BEGIN

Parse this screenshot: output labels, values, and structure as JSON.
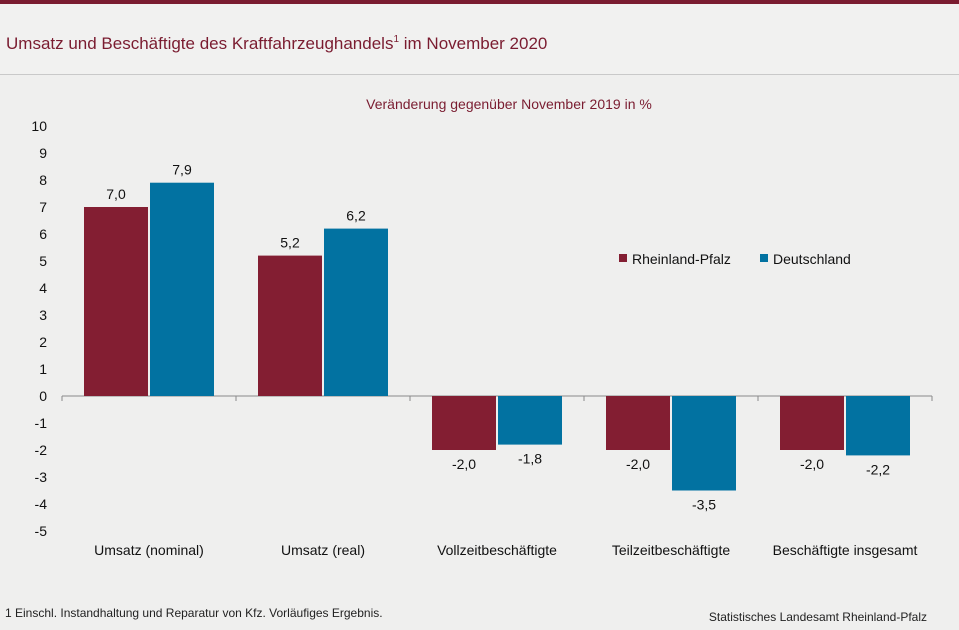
{
  "header": {
    "title": "Umsatz und Beschäftigte des Kraftfahrzeughandels",
    "title_footnote_marker": "1",
    "title_suffix": "im November 2020"
  },
  "colors": {
    "brand": "#7a1c30",
    "series_rp": "#831e32",
    "series_de": "#0272a1"
  },
  "chart_data": {
    "type": "bar",
    "subtitle": "Veränderung gegenüber November 2019 in %",
    "categories": [
      "Umsatz (nominal)",
      "Umsatz (real)",
      "Vollzeitbeschäftigte",
      "Teilzeitbeschäftigte",
      "Beschäftigte insgesamt"
    ],
    "series": [
      {
        "name": "Rheinland-Pfalz",
        "values": [
          7.0,
          5.2,
          -2.0,
          -2.0,
          -2.0
        ],
        "labels": [
          "7,0",
          "5,2",
          "-2,0",
          "-2,0",
          "-2,0"
        ]
      },
      {
        "name": "Deutschland",
        "values": [
          7.9,
          6.2,
          -1.8,
          -3.5,
          -2.2
        ],
        "labels": [
          "7,9",
          "6,2",
          "-1,8",
          "-3,5",
          "-2,2"
        ]
      }
    ],
    "ylim": [
      -5,
      10
    ],
    "yticks": [
      10,
      9,
      8,
      7,
      6,
      5,
      4,
      3,
      2,
      1,
      0,
      -1,
      -2,
      -3,
      -4,
      -5
    ],
    "legend_position": "right"
  },
  "footer": {
    "footnote": "1 Einschl. Instandhaltung und Reparatur von Kfz. Vorläufiges Ergebnis.",
    "source": "Statistisches Landesamt Rheinland-Pfalz"
  }
}
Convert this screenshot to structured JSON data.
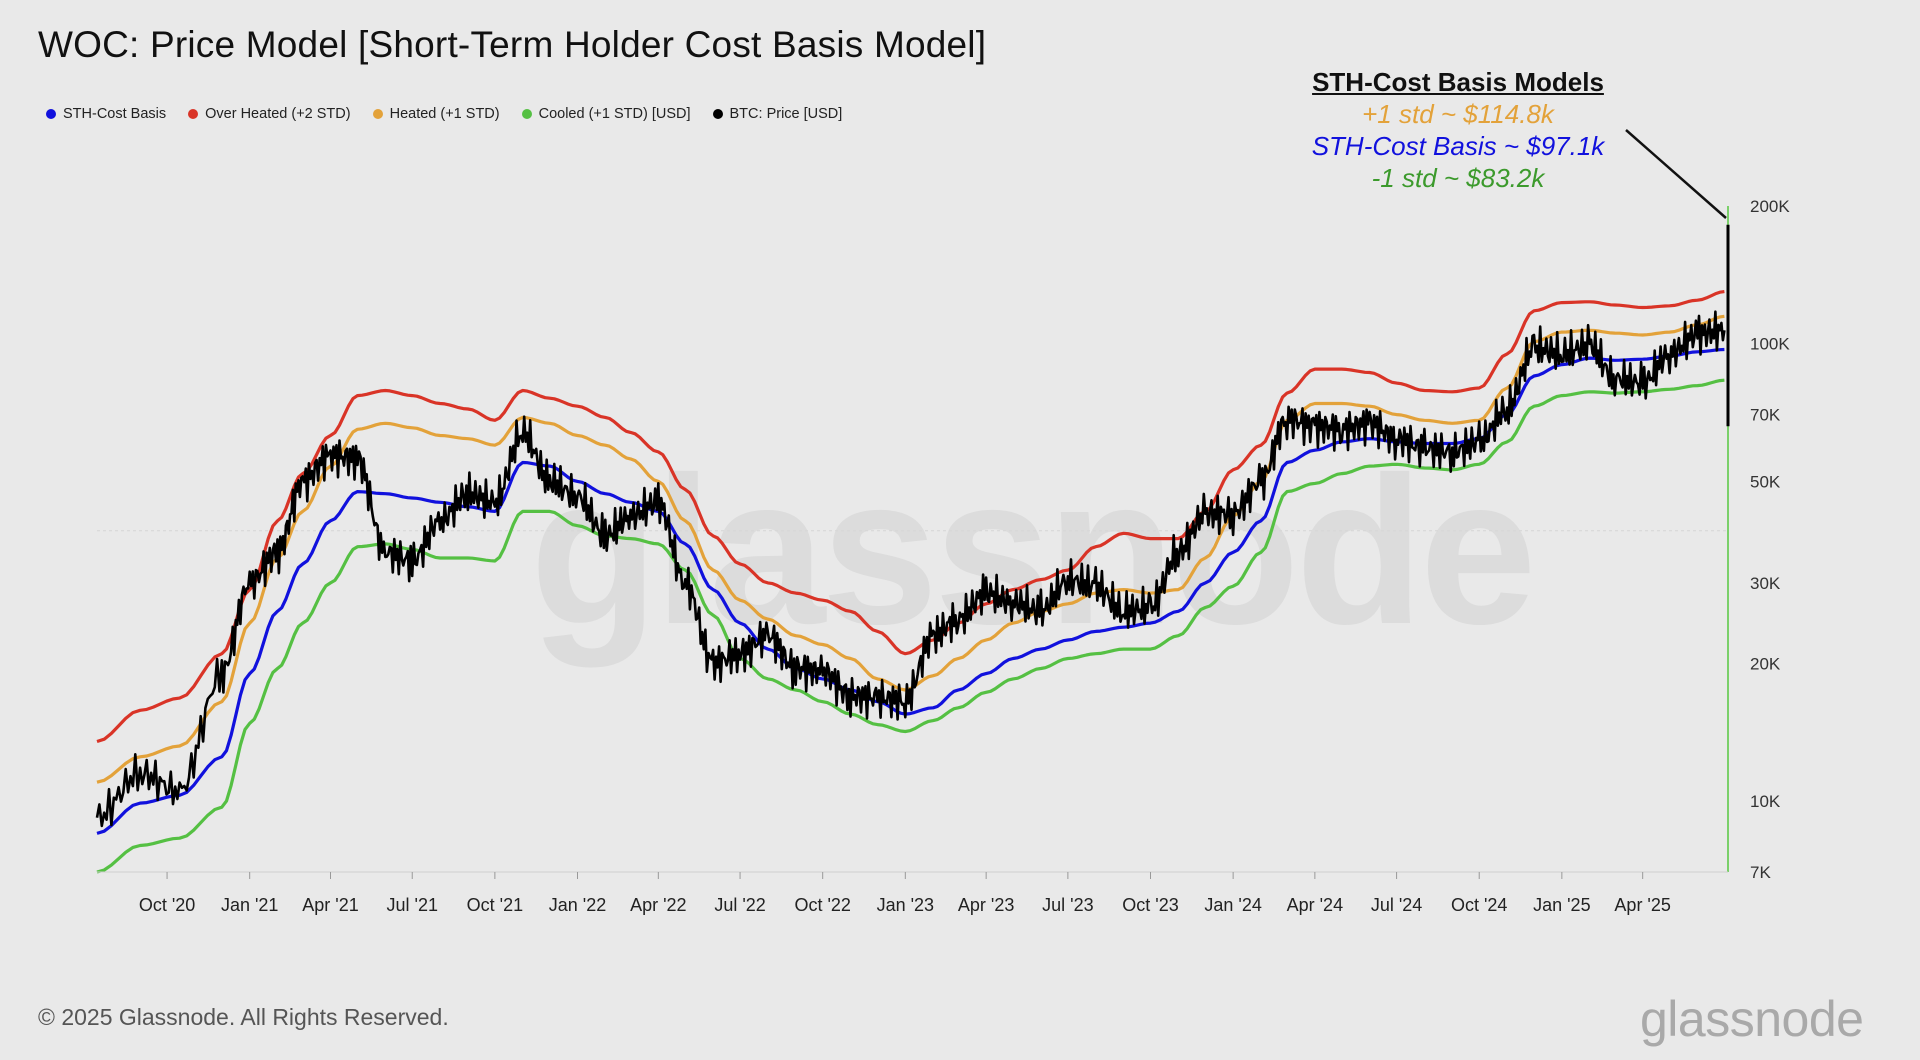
{
  "title": "WOC: Price Model [Short-Term Holder Cost Basis Model]",
  "legend": [
    {
      "label": "STH-Cost Basis",
      "color": "#1111dd"
    },
    {
      "label": "Over Heated (+2 STD)",
      "color": "#d93427"
    },
    {
      "label": "Heated (+1 STD)",
      "color": "#e3a23a"
    },
    {
      "label": "Cooled (+1 STD) [USD]",
      "color": "#55c043"
    },
    {
      "label": "BTC: Price [USD]",
      "color": "#000000"
    }
  ],
  "annotation": {
    "title": "STH-Cost Basis Models",
    "lines": [
      {
        "text": "+1 std ~ $114.8k",
        "color": "#e3a23a"
      },
      {
        "text": "STH-Cost Basis ~ $97.1k",
        "color": "#1111dd"
      },
      {
        "text": "-1 std ~ $83.2k",
        "color": "#3c9a2c"
      }
    ]
  },
  "watermark": "glassnode",
  "footer": "© 2025 Glassnode. All Rights Reserved.",
  "brand": "glassnode",
  "chart_data": {
    "type": "line",
    "y_scale": "log",
    "ylim": [
      7000,
      200000
    ],
    "xlim": [
      "2020-07-15",
      "2025-07-05"
    ],
    "y_ticks": [
      {
        "value": 200000,
        "label": "200K"
      },
      {
        "value": 100000,
        "label": "100K"
      },
      {
        "value": 70000,
        "label": "70K"
      },
      {
        "value": 50000,
        "label": "50K"
      },
      {
        "value": 30000,
        "label": "30K"
      },
      {
        "value": 20000,
        "label": "20K"
      },
      {
        "value": 10000,
        "label": "10K"
      },
      {
        "value": 7000,
        "label": "7K"
      }
    ],
    "x_ticks": [
      {
        "date": "2020-10-01",
        "label": "Oct '20"
      },
      {
        "date": "2021-01-01",
        "label": "Jan '21"
      },
      {
        "date": "2021-04-01",
        "label": "Apr '21"
      },
      {
        "date": "2021-07-01",
        "label": "Jul '21"
      },
      {
        "date": "2021-10-01",
        "label": "Oct '21"
      },
      {
        "date": "2022-01-01",
        "label": "Jan '22"
      },
      {
        "date": "2022-04-01",
        "label": "Apr '22"
      },
      {
        "date": "2022-07-01",
        "label": "Jul '22"
      },
      {
        "date": "2022-10-01",
        "label": "Oct '22"
      },
      {
        "date": "2023-01-01",
        "label": "Jan '23"
      },
      {
        "date": "2023-04-01",
        "label": "Apr '23"
      },
      {
        "date": "2023-07-01",
        "label": "Jul '23"
      },
      {
        "date": "2023-10-01",
        "label": "Oct '23"
      },
      {
        "date": "2024-01-01",
        "label": "Jan '24"
      },
      {
        "date": "2024-04-01",
        "label": "Apr '24"
      },
      {
        "date": "2024-07-01",
        "label": "Jul '24"
      },
      {
        "date": "2024-10-01",
        "label": "Oct '24"
      },
      {
        "date": "2025-01-01",
        "label": "Jan '25"
      },
      {
        "date": "2025-04-01",
        "label": "Apr '25"
      }
    ],
    "x": [
      "2020-07-15",
      "2020-09-01",
      "2020-10-15",
      "2020-12-01",
      "2021-01-01",
      "2021-02-01",
      "2021-03-01",
      "2021-04-01",
      "2021-05-01",
      "2021-06-01",
      "2021-07-01",
      "2021-08-01",
      "2021-09-01",
      "2021-10-01",
      "2021-11-01",
      "2021-12-01",
      "2022-01-01",
      "2022-02-01",
      "2022-03-01",
      "2022-04-01",
      "2022-05-01",
      "2022-06-01",
      "2022-07-01",
      "2022-08-01",
      "2022-09-01",
      "2022-10-01",
      "2022-11-01",
      "2022-12-01",
      "2023-01-01",
      "2023-02-01",
      "2023-03-01",
      "2023-04-01",
      "2023-05-01",
      "2023-06-01",
      "2023-07-01",
      "2023-08-01",
      "2023-09-01",
      "2023-10-01",
      "2023-11-01",
      "2023-12-01",
      "2024-01-01",
      "2024-02-01",
      "2024-03-01",
      "2024-04-01",
      "2024-05-01",
      "2024-06-01",
      "2024-07-01",
      "2024-08-01",
      "2024-09-01",
      "2024-10-01",
      "2024-11-01",
      "2024-12-01",
      "2025-01-01",
      "2025-02-01",
      "2025-03-01",
      "2025-04-01",
      "2025-05-01",
      "2025-06-01",
      "2025-07-01"
    ],
    "series": [
      {
        "name": "Over Heated (+2 STD)",
        "color": "#d93427",
        "values": [
          13500,
          15800,
          16800,
          21000,
          29000,
          41000,
          52000,
          63000,
          77000,
          79000,
          77000,
          74000,
          72000,
          68000,
          79000,
          76000,
          73000,
          69000,
          64000,
          58000,
          48000,
          38000,
          33000,
          30000,
          28500,
          27500,
          26000,
          23500,
          21000,
          22500,
          24500,
          27000,
          29000,
          30500,
          32000,
          36000,
          38500,
          37500,
          37500,
          43000,
          53000,
          60000,
          78000,
          88000,
          88000,
          86500,
          82000,
          79000,
          78500,
          80000,
          95000,
          118000,
          123000,
          123500,
          121500,
          120000,
          121000,
          124500,
          130000
        ]
      },
      {
        "name": "Heated (+1 STD)",
        "color": "#e3a23a",
        "values": [
          11000,
          12500,
          13200,
          16500,
          24500,
          34000,
          43000,
          54000,
          65000,
          67000,
          65500,
          63000,
          62000,
          60000,
          69000,
          67000,
          63000,
          60000,
          56000,
          50000,
          41000,
          32000,
          27500,
          25000,
          23000,
          22000,
          20500,
          18500,
          17500,
          18800,
          20500,
          22500,
          24500,
          26000,
          27000,
          28500,
          29000,
          28500,
          29000,
          34000,
          42000,
          50000,
          68000,
          74000,
          74000,
          73000,
          70000,
          68000,
          67000,
          68000,
          80000,
          101000,
          106000,
          107000,
          105500,
          104500,
          106000,
          110000,
          114800
        ]
      },
      {
        "name": "STH-Cost Basis",
        "color": "#1111dd",
        "values": [
          8500,
          9900,
          10300,
          12500,
          19000,
          26000,
          33000,
          41000,
          47500,
          47000,
          46000,
          45000,
          44000,
          43000,
          55000,
          54000,
          50000,
          47000,
          45000,
          43000,
          36500,
          29000,
          24500,
          21500,
          19500,
          18500,
          17500,
          16500,
          15500,
          16000,
          17500,
          19000,
          20500,
          21500,
          22500,
          23500,
          24000,
          24500,
          26000,
          30000,
          35000,
          41000,
          55000,
          58500,
          61000,
          62000,
          61000,
          60500,
          60500,
          62000,
          70000,
          85000,
          90000,
          93000,
          92000,
          92500,
          94000,
          96000,
          97100
        ]
      },
      {
        "name": "Cooled (+1 STD) [USD]",
        "color": "#55c043",
        "values": [
          7000,
          8000,
          8300,
          9700,
          14800,
          19500,
          24500,
          30000,
          36000,
          36500,
          35500,
          34000,
          34000,
          33500,
          43000,
          43000,
          40000,
          38000,
          37500,
          36500,
          32000,
          25500,
          20500,
          18500,
          17500,
          16500,
          15500,
          14700,
          14200,
          15000,
          16000,
          17300,
          18500,
          19500,
          20500,
          21000,
          21500,
          21500,
          23000,
          26500,
          29500,
          35000,
          47500,
          49500,
          52000,
          54000,
          54500,
          53500,
          53000,
          54500,
          61000,
          73000,
          77000,
          78500,
          78000,
          78500,
          79500,
          81000,
          83200
        ]
      },
      {
        "name": "BTC: Price [USD]",
        "color": "#000000",
        "values": [
          9200,
          11500,
          10500,
          19000,
          30000,
          35000,
          50000,
          57000,
          56000,
          35000,
          33500,
          41000,
          47000,
          45000,
          64000,
          50000,
          46500,
          38000,
          42000,
          45000,
          30000,
          20000,
          21000,
          23000,
          19500,
          19200,
          17000,
          16800,
          16600,
          23000,
          25000,
          28500,
          27200,
          26000,
          30500,
          29500,
          26000,
          26500,
          35000,
          42500,
          42500,
          50000,
          68500,
          66000,
          65000,
          67000,
          62000,
          59000,
          58000,
          61000,
          72000,
          98000,
          95000,
          99000,
          84000,
          82000,
          95000,
          105000,
          107000
        ]
      }
    ],
    "last_marker": {
      "series": "BTC: Price [USD]",
      "min": 66000,
      "max": 182000
    }
  }
}
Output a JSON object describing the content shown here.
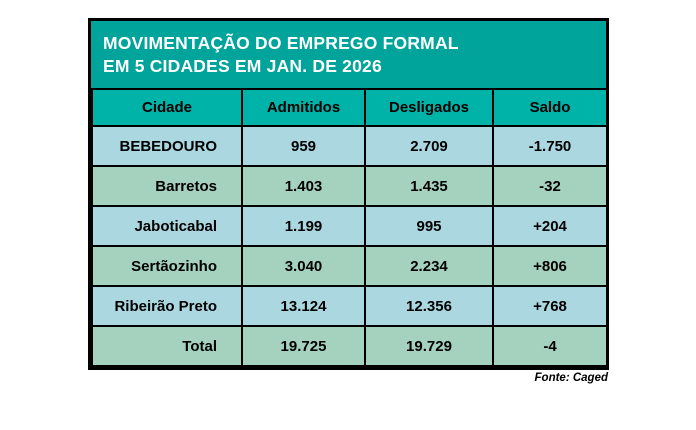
{
  "title": {
    "line1": "MOVIMENTAÇÃO DO EMPREGO FORMAL",
    "line2": "EM 5 CIDADES EM JAN. DE 2026"
  },
  "source": "Fonte: Caged",
  "colors": {
    "title_bg": "#00a49a",
    "header_bg": "#00b3a8",
    "row_blue": "#abd7e1",
    "row_green": "#a5d2bf",
    "border": "#000000",
    "title_text": "#ffffff",
    "cell_text": "#000000"
  },
  "chart_data": {
    "type": "table",
    "title": "MOVIMENTAÇÃO DO EMPREGO FORMAL EM 5 CIDADES EM JAN. DE 2026",
    "columns": [
      "Cidade",
      "Admitidos",
      "Desligados",
      "Saldo"
    ],
    "rows": [
      [
        "BEBEDOURO",
        "959",
        "2.709",
        "-1.750"
      ],
      [
        "Barretos",
        "1.403",
        "1.435",
        "-32"
      ],
      [
        "Jaboticabal",
        "1.199",
        "995",
        "+204"
      ],
      [
        "Sertãozinho",
        "3.040",
        "2.234",
        "+806"
      ],
      [
        "Ribeirão Preto",
        "13.124",
        "12.356",
        "+768"
      ],
      [
        "Total",
        "19.725",
        "19.729",
        "-4"
      ]
    ],
    "source": "Fonte: Caged",
    "layout": {
      "grid": "on",
      "row_stripe_colors": [
        "#abd7e1",
        "#a5d2bf"
      ]
    }
  }
}
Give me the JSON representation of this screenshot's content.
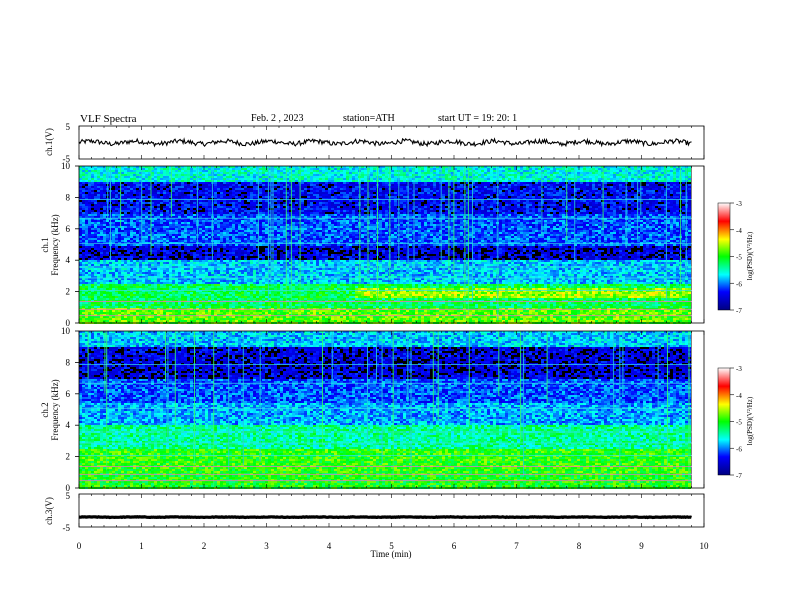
{
  "header": {
    "title": "VLF Spectra",
    "date": "Feb. 2 , 2023",
    "station": "station=ATH",
    "start": "start UT =  19: 20: 1"
  },
  "colors": {
    "spectrogram_background": "#000000",
    "waveform": "#000000"
  },
  "chart_data": [
    {
      "type": "line",
      "name": "ch1-waveform",
      "ylabel": "ch.1(V)",
      "ylim": [
        -5,
        5
      ],
      "yticks": [
        5,
        -5
      ],
      "xlim": [
        0,
        10
      ],
      "approx_level": 0,
      "grid": false
    },
    {
      "type": "heatmap",
      "name": "ch1-spectrogram",
      "ylabel": "ch.1\nFrequency (kHz)",
      "ylabel_lines": [
        "ch.1",
        "Frequency (kHz)"
      ],
      "ylim": [
        0,
        10
      ],
      "yticks": [
        "10",
        "8",
        "6",
        "4",
        "2",
        "0"
      ],
      "xlim": [
        0,
        10
      ],
      "data_end_x": 9.8,
      "colorbar": {
        "label": "log(PSD)(V²/Hz)",
        "range": [
          -7,
          -3
        ],
        "ticks": [
          "-3",
          "-4",
          "-5",
          "-6",
          "-7"
        ],
        "colormap": [
          "#000080",
          "#0000ff",
          "#00ffff",
          "#00ff00",
          "#ffff00",
          "#ff0000",
          "#ffffff"
        ]
      }
    },
    {
      "type": "heatmap",
      "name": "ch2-spectrogram",
      "ylabel": "ch.2\nFrequency (kHz)",
      "ylabel_lines": [
        "ch.2",
        "Frequency (kHz)"
      ],
      "ylim": [
        0,
        10
      ],
      "yticks": [
        "10",
        "8",
        "6",
        "4",
        "2",
        "0"
      ],
      "xlim": [
        0,
        10
      ],
      "data_end_x": 9.8,
      "colorbar": {
        "label": "log(PSD)(V²/Hz)",
        "range": [
          -7,
          -3
        ],
        "ticks": [
          "-3",
          "-4",
          "-5",
          "-6",
          "-7"
        ],
        "colormap": [
          "#000080",
          "#0000ff",
          "#00ffff",
          "#00ff00",
          "#ffff00",
          "#ff0000",
          "#ffffff"
        ]
      }
    },
    {
      "type": "line",
      "name": "ch3-waveform",
      "ylabel": "ch.3(V)",
      "ylim": [
        -5,
        5
      ],
      "yticks": [
        5,
        -5
      ],
      "xlim": [
        0,
        10
      ],
      "approx_level": -2,
      "grid": false
    }
  ],
  "xaxis": {
    "label": "Time (min)",
    "ticks": [
      "0",
      "1",
      "2",
      "3",
      "4",
      "5",
      "6",
      "7",
      "8",
      "9",
      "10"
    ]
  }
}
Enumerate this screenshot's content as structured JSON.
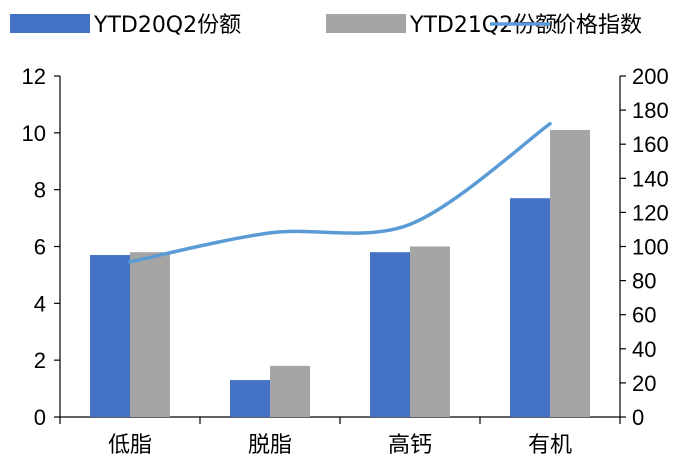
{
  "chart_data": {
    "type": "bar",
    "title": "",
    "xlabel": "",
    "ylabel": "",
    "categories": [
      "低脂",
      "脱脂",
      "高钙",
      "有机"
    ],
    "series": [
      {
        "name": "YTD20Q2份额",
        "kind": "bar",
        "axis": "left",
        "color": "#4472c4",
        "values": [
          5.7,
          1.3,
          5.8,
          7.7
        ]
      },
      {
        "name": "YTD21Q2份额",
        "kind": "bar",
        "axis": "left",
        "color": "#a5a5a5",
        "values": [
          5.8,
          1.8,
          6.0,
          10.1
        ]
      },
      {
        "name": "价格指数",
        "kind": "line",
        "axis": "right",
        "color": "#5b9bd5",
        "values": [
          91,
          108,
          113,
          172
        ]
      }
    ],
    "ylim": [
      0,
      12
    ],
    "yticks": [
      0,
      2,
      4,
      6,
      8,
      10,
      12
    ],
    "y2lim": [
      0,
      200
    ],
    "y2ticks": [
      0,
      20,
      40,
      60,
      80,
      100,
      120,
      140,
      160,
      180,
      200
    ],
    "legend_position": "top",
    "grid": false
  }
}
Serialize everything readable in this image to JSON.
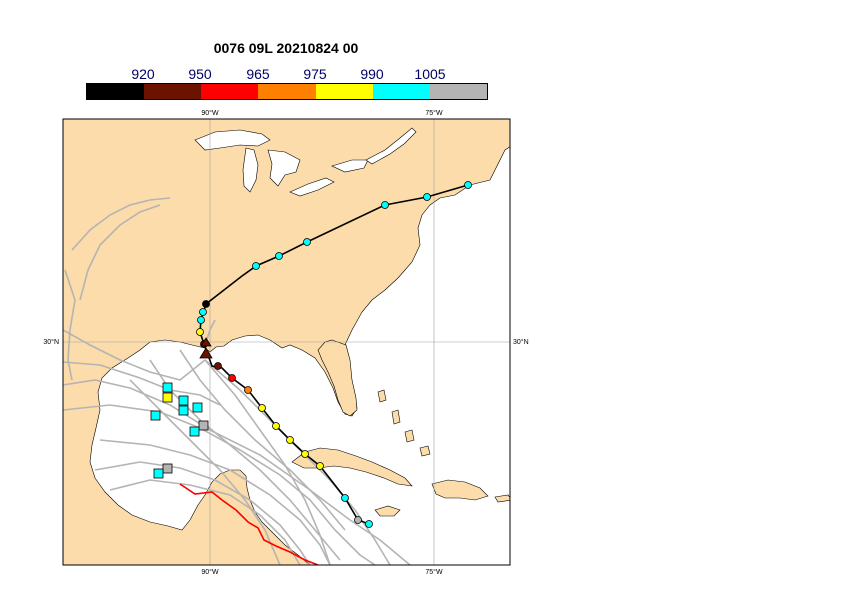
{
  "title": "0076 09L 20210824 00",
  "legend": {
    "labels": [
      "920",
      "950",
      "965",
      "975",
      "990",
      "1005"
    ],
    "colors": [
      "#000000",
      "#6b1300",
      "#ff0000",
      "#ff8000",
      "#ffff00",
      "#00ffff",
      "#b4b4b4"
    ]
  },
  "axis_labels": {
    "lon_top_1": "90°W",
    "lon_top_2": "75°W",
    "lon_bottom_1": "90°W",
    "lon_bottom_2": "75°W",
    "lat_left": "30°N",
    "lat_right": "30°N"
  },
  "colors": {
    "land": "#fbdcaa",
    "water": "#ffffff",
    "grid": "#a0a0a0",
    "track": "#000000",
    "ensemble": "#b4b4b4",
    "observed": "#ff0000"
  }
}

END

What needs to be done:
From the entries above, copy every line that holds the word "CIDADES".

Response to this exercise:
    "line2": "EM 5 CIDADES EM JAN. DE 2026"
    "title": "MOVIMENTAÇÃO DO EMPREGO FORMAL EM 5 CIDADES EM JAN. DE 2026",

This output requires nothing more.